- _Exercise brief_
Write the records out again exactly, leaving no images in.

- _Data_
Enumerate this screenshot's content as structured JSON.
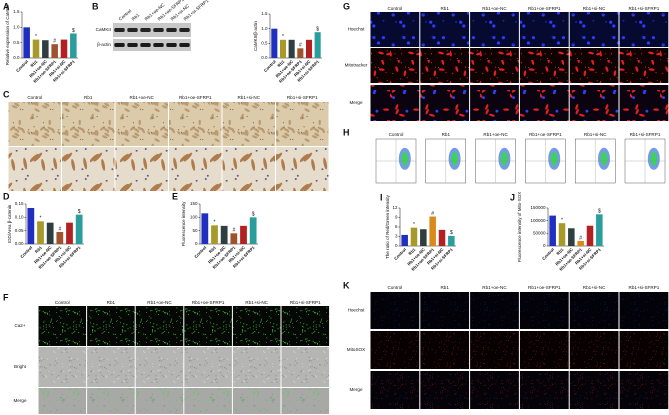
{
  "groups": [
    "Control",
    "Rb1",
    "Rb1+oe-NC",
    "Rb1+oe-SFRP1",
    "Rb1+si-NC",
    "Rb1+si-SFRP1"
  ],
  "panels": [
    "A",
    "B",
    "C",
    "D",
    "E",
    "F",
    "G",
    "H",
    "I",
    "J",
    "K"
  ],
  "blot_rows": [
    "CaMKII",
    "β-actin"
  ],
  "F_rows": [
    "Ca2+",
    "Bright",
    "Merge"
  ],
  "G_rows": [
    "Hoechst",
    "Mitotracker",
    "Merge"
  ],
  "K_rows": [
    "Hoechst",
    "MitoSOX",
    "Merge"
  ],
  "chart_data": [
    {
      "type": "bar",
      "ylabel": "Relative expression of CaMKII",
      "categories": [
        "Control",
        "Rb1",
        "Rb1+oe-NC",
        "Rb1+oe-SFRP1",
        "Rb1+si-NC",
        "Rb1+si-SFRP1"
      ],
      "values": [
        1.0,
        0.6,
        0.58,
        0.45,
        0.6,
        0.8
      ],
      "annotations": [
        null,
        "*",
        null,
        "#",
        null,
        "$"
      ],
      "colors": [
        "#1f2fbf",
        "#a89a2a",
        "#2f3f3f",
        "#a0522d",
        "#b22222",
        "#2a9d9d"
      ],
      "ylim": [
        0,
        1.5
      ],
      "yticks": [
        {
          "value": 0,
          "label": "0.0"
        },
        {
          "value": 0.5,
          "label": "0.5"
        },
        {
          "value": 1,
          "label": "1.0"
        },
        {
          "value": 1.5,
          "label": "1.5"
        }
      ]
    },
    {
      "type": "bar",
      "ylabel": "CaMKII/β-actin",
      "categories": [
        "Control",
        "Rb1",
        "Rb1+oe-NC",
        "Rb1+oe-SFRP1",
        "Rb1+si-NC",
        "Rb1+si-SFRP1"
      ],
      "values": [
        1.0,
        0.62,
        0.62,
        0.33,
        0.62,
        0.88
      ],
      "annotations": [
        null,
        "*",
        null,
        "#",
        null,
        "$"
      ],
      "colors": [
        "#1f2fbf",
        "#a89a2a",
        "#2f3f3f",
        "#a0522d",
        "#b22222",
        "#2a9d9d"
      ],
      "ylim": [
        0,
        1.5
      ],
      "yticks": [
        {
          "value": 0,
          "label": "0.0"
        },
        {
          "value": 0.5,
          "label": "0.5"
        },
        {
          "value": 1,
          "label": "1.0"
        },
        {
          "value": 1.5,
          "label": "1.5"
        }
      ]
    },
    {
      "type": "bar",
      "ylabel": "IOD/Area β-catenin",
      "categories": [
        "Control",
        "Rb1",
        "Rb1+oe-NC",
        "Rb1+oe-SFRP1",
        "Rb1+si-NC",
        "Rb1+si-SFRP1"
      ],
      "values": [
        0.135,
        0.085,
        0.08,
        0.045,
        0.08,
        0.11
      ],
      "annotations": [
        null,
        "*",
        null,
        "#",
        null,
        "$"
      ],
      "colors": [
        "#1f2fbf",
        "#a89a2a",
        "#2f3f3f",
        "#a0522d",
        "#b22222",
        "#2a9d9d"
      ],
      "ylim": [
        0,
        0.15
      ],
      "yticks": [
        {
          "value": 0,
          "label": "0.00"
        },
        {
          "value": 0.05,
          "label": "0.05"
        },
        {
          "value": 0.1,
          "label": "0.10"
        },
        {
          "value": 0.15,
          "label": "0.15"
        }
      ]
    },
    {
      "type": "bar",
      "ylabel": "Fluorescence intensity",
      "categories": [
        "Control",
        "Rb1",
        "Rb1+oe-NC",
        "Rb1+oe-SFRP1",
        "Rb1+si-NC",
        "Rb1+si-SFRP1"
      ],
      "values": [
        115,
        70,
        68,
        40,
        68,
        100
      ],
      "annotations": [
        null,
        "*",
        null,
        "#",
        null,
        "$"
      ],
      "colors": [
        "#1f2fbf",
        "#a89a2a",
        "#2f3f3f",
        "#a0522d",
        "#b22222",
        "#2a9d9d"
      ],
      "ylim": [
        0,
        150
      ],
      "yticks": [
        0,
        50,
        100,
        150
      ]
    },
    {
      "type": "bar",
      "ylabel": "The ratio of Red/Green intensity",
      "categories": [
        "Control",
        "Rb1",
        "Rb1+oe-NC",
        "Rb1+oe-SFRP1",
        "Rb1+si-NC",
        "Rb1+si-SFRP1"
      ],
      "values": [
        3.5,
        5.8,
        5.3,
        9.3,
        5.1,
        3.2
      ],
      "annotations": [
        null,
        "*",
        null,
        "#",
        null,
        "$"
      ],
      "colors": [
        "#1f2fbf",
        "#a89a2a",
        "#2f3f3f",
        "#d98a1a",
        "#b22222",
        "#2a9d9d"
      ],
      "ylim": [
        0,
        12
      ],
      "yticks": [
        0,
        3,
        6,
        9,
        12
      ]
    },
    {
      "type": "bar",
      "ylabel": "Fluorescence intensity of Mito-SOX",
      "categories": [
        "Control",
        "Rb1",
        "Rb1+oe-NC",
        "Rb1+oe-SFRP1",
        "Rb1+si-NC",
        "Rb1+si-SFRP1"
      ],
      "values": [
        120000,
        90000,
        70000,
        20000,
        80000,
        125000
      ],
      "annotations": [
        null,
        "*",
        null,
        "#",
        null,
        "$"
      ],
      "colors": [
        "#1f2fbf",
        "#a89a2a",
        "#2f3f3f",
        "#d98a1a",
        "#b22222",
        "#2a9d9d"
      ],
      "ylim": [
        0,
        150000
      ],
      "yticks": [
        0,
        50000,
        100000,
        150000
      ]
    }
  ]
}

- _Output of the task_
Enumerate this screenshot's content as structured JSON.
{
  "groups": [
    "Control",
    "Rb1",
    "Rb1+oe-NC",
    "Rb1+oe-SFRP1",
    "Rb1+si-NC",
    "Rb1+si-SFRP1"
  ],
  "panels": [
    "A",
    "B",
    "C",
    "D",
    "E",
    "F",
    "G",
    "H",
    "I",
    "J",
    "K"
  ],
  "blot_rows": [
    "CaMKII",
    "β-actin"
  ],
  "F_rows": [
    "Ca2+",
    "Bright",
    "Merge"
  ],
  "G_rows": [
    "Hoechst",
    "Mitotracker",
    "Merge"
  ],
  "K_rows": [
    "Hoechst",
    "MitoSOX",
    "Merge"
  ],
  "chart_data": [
    {
      "type": "bar",
      "ylabel": "Relative expression of CaMKII",
      "categories": [
        "Control",
        "Rb1",
        "Rb1+oe-NC",
        "Rb1+oe-SFRP1",
        "Rb1+si-NC",
        "Rb1+si-SFRP1"
      ],
      "values": [
        1.0,
        0.6,
        0.58,
        0.45,
        0.6,
        0.8
      ],
      "annotations": [
        null,
        "*",
        null,
        "#",
        null,
        "$"
      ],
      "colors": [
        "#1f2fbf",
        "#a89a2a",
        "#2f3f3f",
        "#a0522d",
        "#b22222",
        "#2a9d9d"
      ],
      "ylim": [
        0,
        1.5
      ],
      "yticks": [
        {
          "value": 0,
          "label": "0.0"
        },
        {
          "value": 0.5,
          "label": "0.5"
        },
        {
          "value": 1,
          "label": "1.0"
        },
        {
          "value": 1.5,
          "label": "1.5"
        }
      ]
    },
    {
      "type": "bar",
      "ylabel": "CaMKII/β-actin",
      "categories": [
        "Control",
        "Rb1",
        "Rb1+oe-NC",
        "Rb1+oe-SFRP1",
        "Rb1+si-NC",
        "Rb1+si-SFRP1"
      ],
      "values": [
        1.0,
        0.62,
        0.62,
        0.33,
        0.62,
        0.88
      ],
      "annotations": [
        null,
        "*",
        null,
        "#",
        null,
        "$"
      ],
      "colors": [
        "#1f2fbf",
        "#a89a2a",
        "#2f3f3f",
        "#a0522d",
        "#b22222",
        "#2a9d9d"
      ],
      "ylim": [
        0,
        1.5
      ],
      "yticks": [
        {
          "value": 0,
          "label": "0.0"
        },
        {
          "value": 0.5,
          "label": "0.5"
        },
        {
          "value": 1,
          "label": "1.0"
        },
        {
          "value": 1.5,
          "label": "1.5"
        }
      ]
    },
    {
      "type": "bar",
      "ylabel": "IOD/Area β-catenin",
      "categories": [
        "Control",
        "Rb1",
        "Rb1+oe-NC",
        "Rb1+oe-SFRP1",
        "Rb1+si-NC",
        "Rb1+si-SFRP1"
      ],
      "values": [
        0.135,
        0.085,
        0.08,
        0.045,
        0.08,
        0.11
      ],
      "annotations": [
        null,
        "*",
        null,
        "#",
        null,
        "$"
      ],
      "colors": [
        "#1f2fbf",
        "#a89a2a",
        "#2f3f3f",
        "#a0522d",
        "#b22222",
        "#2a9d9d"
      ],
      "ylim": [
        0,
        0.15
      ],
      "yticks": [
        {
          "value": 0,
          "label": "0.00"
        },
        {
          "value": 0.05,
          "label": "0.05"
        },
        {
          "value": 0.1,
          "label": "0.10"
        },
        {
          "value": 0.15,
          "label": "0.15"
        }
      ]
    },
    {
      "type": "bar",
      "ylabel": "Fluorescence intensity",
      "categories": [
        "Control",
        "Rb1",
        "Rb1+oe-NC",
        "Rb1+oe-SFRP1",
        "Rb1+si-NC",
        "Rb1+si-SFRP1"
      ],
      "values": [
        115,
        70,
        68,
        40,
        68,
        100
      ],
      "annotations": [
        null,
        "*",
        null,
        "#",
        null,
        "$"
      ],
      "colors": [
        "#1f2fbf",
        "#a89a2a",
        "#2f3f3f",
        "#a0522d",
        "#b22222",
        "#2a9d9d"
      ],
      "ylim": [
        0,
        150
      ],
      "yticks": [
        0,
        50,
        100,
        150
      ]
    },
    {
      "type": "bar",
      "ylabel": "The ratio of Red/Green intensity",
      "categories": [
        "Control",
        "Rb1",
        "Rb1+oe-NC",
        "Rb1+oe-SFRP1",
        "Rb1+si-NC",
        "Rb1+si-SFRP1"
      ],
      "values": [
        3.5,
        5.8,
        5.3,
        9.3,
        5.1,
        3.2
      ],
      "annotations": [
        null,
        "*",
        null,
        "#",
        null,
        "$"
      ],
      "colors": [
        "#1f2fbf",
        "#a89a2a",
        "#2f3f3f",
        "#d98a1a",
        "#b22222",
        "#2a9d9d"
      ],
      "ylim": [
        0,
        12
      ],
      "yticks": [
        0,
        3,
        6,
        9,
        12
      ]
    },
    {
      "type": "bar",
      "ylabel": "Fluorescence intensity of Mito-SOX",
      "categories": [
        "Control",
        "Rb1",
        "Rb1+oe-NC",
        "Rb1+oe-SFRP1",
        "Rb1+si-NC",
        "Rb1+si-SFRP1"
      ],
      "values": [
        120000,
        90000,
        70000,
        20000,
        80000,
        125000
      ],
      "annotations": [
        null,
        "*",
        null,
        "#",
        null,
        "$"
      ],
      "colors": [
        "#1f2fbf",
        "#a89a2a",
        "#2f3f3f",
        "#d98a1a",
        "#b22222",
        "#2a9d9d"
      ],
      "ylim": [
        0,
        150000
      ],
      "yticks": [
        0,
        50000,
        100000,
        150000
      ]
    }
  ]
}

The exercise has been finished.